▶ WRITTEN REQUEST
Output every line exactly as written. Leave out pictures.

Stored data:
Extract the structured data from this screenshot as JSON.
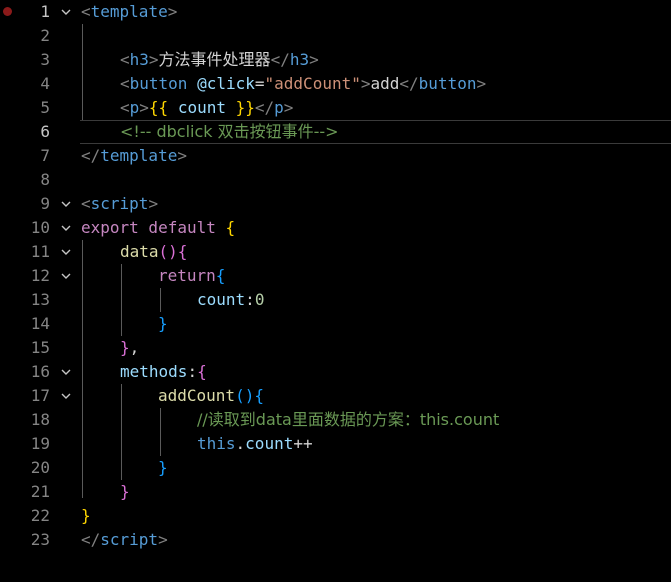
{
  "colors": {
    "background": "#000000",
    "line_number": "#858585",
    "active_line_number": "#c6c6c6",
    "breakpoint": "#8b1a1a",
    "tag": "#569cd6",
    "tag_punct": "#808080",
    "attribute": "#9cdcfe",
    "string": "#ce9178",
    "comment": "#6a9955",
    "keyword_control": "#c586c0",
    "function": "#dcdcaa",
    "number": "#b5cea8"
  },
  "editor": {
    "active_line": 6,
    "line_numbers": [
      "1",
      "2",
      "3",
      "4",
      "5",
      "6",
      "7",
      "8",
      "9",
      "10",
      "11",
      "12",
      "13",
      "14",
      "15",
      "16",
      "17",
      "18",
      "19",
      "20",
      "21",
      "22",
      "23"
    ],
    "lines": {
      "l1": {
        "open": "<",
        "tag": "template",
        "close": ">"
      },
      "l3": {
        "open": "<",
        "tag": "h3",
        "close": ">",
        "text": "方法事件处理器",
        "end_open": "</",
        "end_tag": "h3",
        "end_close": ">"
      },
      "l4": {
        "open": "<",
        "tag": "button",
        "space": " ",
        "attr": "@click",
        "eq": "=",
        "quote1": "\"",
        "val": "addCount",
        "quote2": "\"",
        "close": ">",
        "text": "add",
        "end_open": "</",
        "end_tag": "button",
        "end_close": ">"
      },
      "l5": {
        "open": "<",
        "tag": "p",
        "close": ">",
        "mus_open": "{{",
        "var": " count ",
        "mus_close": "}}",
        "end_open": "</",
        "end_tag": "p",
        "end_close": ">"
      },
      "l6": {
        "comment": "<!-- dbclick 双击按钮事件-->"
      },
      "l7": {
        "end_open": "</",
        "tag": "template",
        "close": ">"
      },
      "l9": {
        "open": "<",
        "tag": "script",
        "close": ">"
      },
      "l10": {
        "kw1": "export",
        "kw2": " default",
        "brace": " {"
      },
      "l11": {
        "fn": "data",
        "paren": "()",
        "brace": "{"
      },
      "l12": {
        "kw": "return",
        "brace": "{"
      },
      "l13": {
        "prop": "count",
        "colon": ":",
        "num": "0"
      },
      "l14": {
        "brace": "}"
      },
      "l15": {
        "brace": "}",
        "comma": ","
      },
      "l16": {
        "prop": "methods",
        "colon": ":",
        "brace": "{"
      },
      "l17": {
        "fn": "addCount",
        "paren": "()",
        "brace": "{"
      },
      "l18": {
        "comment": "//读取到data里面数据的方案：this.count"
      },
      "l19": {
        "this": "this",
        "dot": ".",
        "prop": "count",
        "op": "++"
      },
      "l20": {
        "brace": "}"
      },
      "l21": {
        "brace": "}"
      },
      "l22": {
        "brace": "}"
      },
      "l23": {
        "end_open": "</",
        "tag": "script",
        "close": ">"
      }
    }
  }
}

▶ TASK SOLUTION
Extract the structured data from this screenshot as JSON.
{
  "colors": {
    "background": "#000000",
    "line_number": "#858585",
    "active_line_number": "#c6c6c6",
    "breakpoint": "#8b1a1a",
    "tag": "#569cd6",
    "tag_punct": "#808080",
    "attribute": "#9cdcfe",
    "string": "#ce9178",
    "comment": "#6a9955",
    "keyword_control": "#c586c0",
    "function": "#dcdcaa",
    "number": "#b5cea8"
  },
  "editor": {
    "active_line": 6,
    "line_numbers": [
      "1",
      "2",
      "3",
      "4",
      "5",
      "6",
      "7",
      "8",
      "9",
      "10",
      "11",
      "12",
      "13",
      "14",
      "15",
      "16",
      "17",
      "18",
      "19",
      "20",
      "21",
      "22",
      "23"
    ],
    "lines": {
      "l1": {
        "open": "<",
        "tag": "template",
        "close": ">"
      },
      "l3": {
        "open": "<",
        "tag": "h3",
        "close": ">",
        "text": "方法事件处理器",
        "end_open": "</",
        "end_tag": "h3",
        "end_close": ">"
      },
      "l4": {
        "open": "<",
        "tag": "button",
        "space": " ",
        "attr": "@click",
        "eq": "=",
        "quote1": "\"",
        "val": "addCount",
        "quote2": "\"",
        "close": ">",
        "text": "add",
        "end_open": "</",
        "end_tag": "button",
        "end_close": ">"
      },
      "l5": {
        "open": "<",
        "tag": "p",
        "close": ">",
        "mus_open": "{{",
        "var": " count ",
        "mus_close": "}}",
        "end_open": "</",
        "end_tag": "p",
        "end_close": ">"
      },
      "l6": {
        "comment": "<!-- dbclick 双击按钮事件-->"
      },
      "l7": {
        "end_open": "</",
        "tag": "template",
        "close": ">"
      },
      "l9": {
        "open": "<",
        "tag": "script",
        "close": ">"
      },
      "l10": {
        "kw1": "export",
        "kw2": " default",
        "brace": " {"
      },
      "l11": {
        "fn": "data",
        "paren": "()",
        "brace": "{"
      },
      "l12": {
        "kw": "return",
        "brace": "{"
      },
      "l13": {
        "prop": "count",
        "colon": ":",
        "num": "0"
      },
      "l14": {
        "brace": "}"
      },
      "l15": {
        "brace": "}",
        "comma": ","
      },
      "l16": {
        "prop": "methods",
        "colon": ":",
        "brace": "{"
      },
      "l17": {
        "fn": "addCount",
        "paren": "()",
        "brace": "{"
      },
      "l18": {
        "comment": "//读取到data里面数据的方案：this.count"
      },
      "l19": {
        "this": "this",
        "dot": ".",
        "prop": "count",
        "op": "++"
      },
      "l20": {
        "brace": "}"
      },
      "l21": {
        "brace": "}"
      },
      "l22": {
        "brace": "}"
      },
      "l23": {
        "end_open": "</",
        "tag": "script",
        "close": ">"
      }
    }
  }
}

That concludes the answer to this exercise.